Start of Extracted records

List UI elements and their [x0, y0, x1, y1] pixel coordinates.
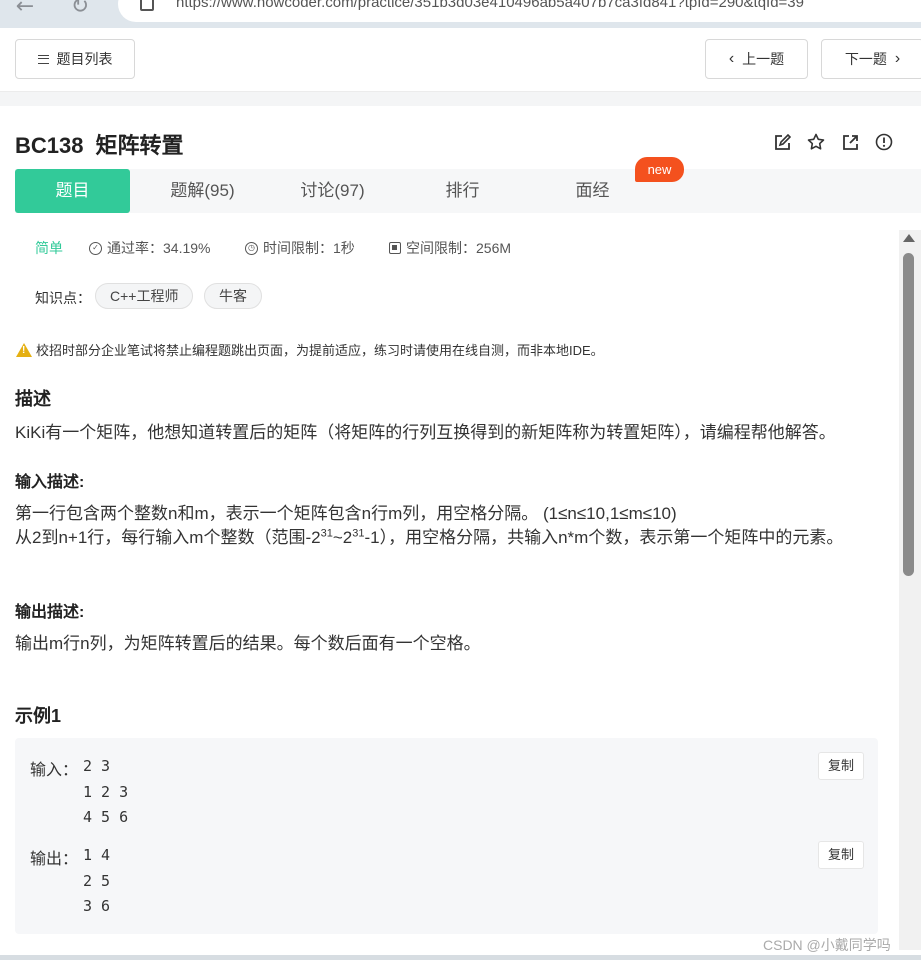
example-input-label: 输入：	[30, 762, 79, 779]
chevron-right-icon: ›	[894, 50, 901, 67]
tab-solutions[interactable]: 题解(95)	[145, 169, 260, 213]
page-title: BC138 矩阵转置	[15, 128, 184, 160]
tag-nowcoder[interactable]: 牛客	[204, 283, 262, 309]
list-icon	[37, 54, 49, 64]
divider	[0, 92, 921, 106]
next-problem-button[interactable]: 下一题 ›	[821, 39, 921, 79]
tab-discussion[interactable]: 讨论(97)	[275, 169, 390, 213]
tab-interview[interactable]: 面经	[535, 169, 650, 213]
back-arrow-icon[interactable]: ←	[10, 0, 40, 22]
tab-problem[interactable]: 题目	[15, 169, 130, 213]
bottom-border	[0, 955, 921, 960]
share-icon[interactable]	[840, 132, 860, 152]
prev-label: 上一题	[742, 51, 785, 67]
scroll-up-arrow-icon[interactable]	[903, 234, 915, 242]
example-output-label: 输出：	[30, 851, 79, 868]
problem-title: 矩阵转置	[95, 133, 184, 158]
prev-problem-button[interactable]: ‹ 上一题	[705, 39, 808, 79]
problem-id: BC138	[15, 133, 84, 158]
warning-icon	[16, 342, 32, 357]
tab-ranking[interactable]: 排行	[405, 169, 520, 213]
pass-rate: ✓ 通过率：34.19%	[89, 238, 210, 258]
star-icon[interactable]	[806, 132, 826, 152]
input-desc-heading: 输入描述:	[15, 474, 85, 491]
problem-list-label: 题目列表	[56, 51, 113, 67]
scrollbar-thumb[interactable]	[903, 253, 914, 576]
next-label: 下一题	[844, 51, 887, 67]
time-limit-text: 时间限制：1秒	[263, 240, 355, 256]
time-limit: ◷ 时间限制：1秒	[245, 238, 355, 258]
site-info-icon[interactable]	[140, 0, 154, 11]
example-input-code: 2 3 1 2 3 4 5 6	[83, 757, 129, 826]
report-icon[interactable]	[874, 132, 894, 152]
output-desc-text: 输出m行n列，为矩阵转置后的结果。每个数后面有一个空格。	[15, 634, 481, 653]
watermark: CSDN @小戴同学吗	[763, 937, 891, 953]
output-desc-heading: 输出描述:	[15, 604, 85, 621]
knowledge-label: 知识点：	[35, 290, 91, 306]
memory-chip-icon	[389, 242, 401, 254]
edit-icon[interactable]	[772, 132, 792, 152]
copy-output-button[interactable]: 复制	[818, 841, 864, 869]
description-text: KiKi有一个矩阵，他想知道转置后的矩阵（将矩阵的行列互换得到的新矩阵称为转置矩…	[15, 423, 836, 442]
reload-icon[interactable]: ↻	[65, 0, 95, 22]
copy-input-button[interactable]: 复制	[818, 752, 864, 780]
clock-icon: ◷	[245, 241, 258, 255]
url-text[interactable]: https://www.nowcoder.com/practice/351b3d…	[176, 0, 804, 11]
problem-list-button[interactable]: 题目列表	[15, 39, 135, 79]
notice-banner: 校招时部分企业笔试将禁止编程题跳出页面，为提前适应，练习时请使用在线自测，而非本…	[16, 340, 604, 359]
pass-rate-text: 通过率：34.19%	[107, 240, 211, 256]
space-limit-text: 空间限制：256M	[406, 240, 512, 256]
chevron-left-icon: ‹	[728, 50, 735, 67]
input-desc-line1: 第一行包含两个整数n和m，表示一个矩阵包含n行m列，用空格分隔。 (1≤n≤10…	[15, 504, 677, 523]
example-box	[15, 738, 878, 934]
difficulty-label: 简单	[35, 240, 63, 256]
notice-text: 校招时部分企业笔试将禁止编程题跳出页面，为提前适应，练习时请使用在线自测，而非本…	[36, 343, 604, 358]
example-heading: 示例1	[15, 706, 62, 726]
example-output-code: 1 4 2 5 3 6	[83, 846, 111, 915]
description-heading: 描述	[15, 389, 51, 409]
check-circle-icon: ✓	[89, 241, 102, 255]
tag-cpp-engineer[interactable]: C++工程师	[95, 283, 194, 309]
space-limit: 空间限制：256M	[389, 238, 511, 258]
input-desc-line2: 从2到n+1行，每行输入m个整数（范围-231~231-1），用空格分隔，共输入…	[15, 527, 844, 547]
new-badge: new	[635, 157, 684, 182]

End of Extracted records

■ **Work required**
Reproduce every line of the listing above verbatim, omitting the picture.

■ **Complete answer**
List UI elements and their [x0, y0, x1, y1] pixel coordinates.
example-input-label: 输入：	[30, 762, 79, 779]
chevron-right-icon: ›	[894, 50, 901, 67]
tab-solutions[interactable]: 题解(95)	[145, 169, 260, 213]
page-title: BC138 矩阵转置	[15, 128, 184, 160]
tag-nowcoder[interactable]: 牛客	[204, 283, 262, 309]
list-icon	[37, 54, 49, 64]
divider	[0, 92, 921, 106]
next-problem-button[interactable]: 下一题 ›	[821, 39, 921, 79]
tab-discussion[interactable]: 讨论(97)	[275, 169, 390, 213]
tab-interview[interactable]: 面经	[535, 169, 650, 213]
back-arrow-icon[interactable]: ←	[10, 0, 40, 22]
tab-problem[interactable]: 题目	[15, 169, 130, 213]
bottom-border	[0, 955, 921, 960]
share-icon[interactable]	[840, 132, 860, 152]
prev-label: 上一题	[742, 51, 785, 67]
scroll-up-arrow-icon[interactable]	[903, 234, 915, 242]
example-output-label: 输出：	[30, 851, 79, 868]
problem-title: 矩阵转置	[95, 133, 184, 158]
prev-problem-button[interactable]: ‹ 上一题	[705, 39, 808, 79]
problem-id: BC138	[15, 133, 84, 158]
warning-icon	[16, 342, 32, 357]
tab-ranking[interactable]: 排行	[405, 169, 520, 213]
pass-rate: ✓ 通过率：34.19%	[89, 238, 210, 258]
star-icon[interactable]	[806, 132, 826, 152]
input-desc-heading: 输入描述:	[15, 474, 85, 491]
problem-list-label: 题目列表	[56, 51, 113, 67]
scrollbar-thumb[interactable]	[903, 253, 914, 576]
next-label: 下一题	[844, 51, 887, 67]
time-limit-text: 时间限制：1秒	[263, 240, 355, 256]
time-limit: ◷ 时间限制：1秒	[245, 238, 355, 258]
site-info-icon[interactable]	[140, 0, 154, 11]
example-input-code: 2 3 1 2 3 4 5 6	[83, 757, 129, 826]
report-icon[interactable]	[874, 132, 894, 152]
output-desc-text: 输出m行n列，为矩阵转置后的结果。每个数后面有一个空格。	[15, 634, 481, 653]
watermark: CSDN @小戴同学吗	[763, 937, 891, 953]
output-desc-heading: 输出描述:	[15, 604, 85, 621]
knowledge-label: 知识点：	[35, 290, 91, 306]
memory-chip-icon	[389, 242, 401, 254]
edit-icon[interactable]	[772, 132, 792, 152]
copy-output-button[interactable]: 复制	[818, 841, 864, 869]
description-text: KiKi有一个矩阵，他想知道转置后的矩阵（将矩阵的行列互换得到的新矩阵称为转置矩…	[15, 423, 836, 442]
reload-icon[interactable]: ↻	[65, 0, 95, 22]
copy-input-button[interactable]: 复制	[818, 752, 864, 780]
clock-icon: ◷	[245, 241, 258, 255]
url-text[interactable]: https://www.nowcoder.com/practice/351b3d…	[176, 0, 804, 11]
problem-list-button[interactable]: 题目列表	[15, 39, 135, 79]
notice-banner: 校招时部分企业笔试将禁止编程题跳出页面，为提前适应，练习时请使用在线自测，而非本…	[16, 340, 604, 359]
pass-rate-text: 通过率：34.19%	[107, 240, 211, 256]
space-limit-text: 空间限制：256M	[406, 240, 512, 256]
chevron-left-icon: ‹	[728, 50, 735, 67]
input-desc-line1: 第一行包含两个整数n和m，表示一个矩阵包含n行m列，用空格分隔。 (1≤n≤10…	[15, 504, 677, 523]
example-box	[15, 738, 878, 934]
difficulty-label: 简单	[35, 240, 63, 256]
notice-text: 校招时部分企业笔试将禁止编程题跳出页面，为提前适应，练习时请使用在线自测，而非本…	[36, 343, 604, 358]
example-heading: 示例1	[15, 706, 62, 726]
example-output-code: 1 4 2 5 3 6	[83, 846, 111, 915]
description-heading: 描述	[15, 389, 51, 409]
check-circle-icon: ✓	[89, 241, 102, 255]
tag-cpp-engineer[interactable]: C++工程师	[95, 283, 194, 309]
space-limit: 空间限制：256M	[389, 238, 511, 258]
input-desc-line2: 从2到n+1行，每行输入m个整数（范围-231~231-1），用空格分隔，共输入…	[15, 527, 844, 547]
new-badge: new	[635, 157, 684, 182]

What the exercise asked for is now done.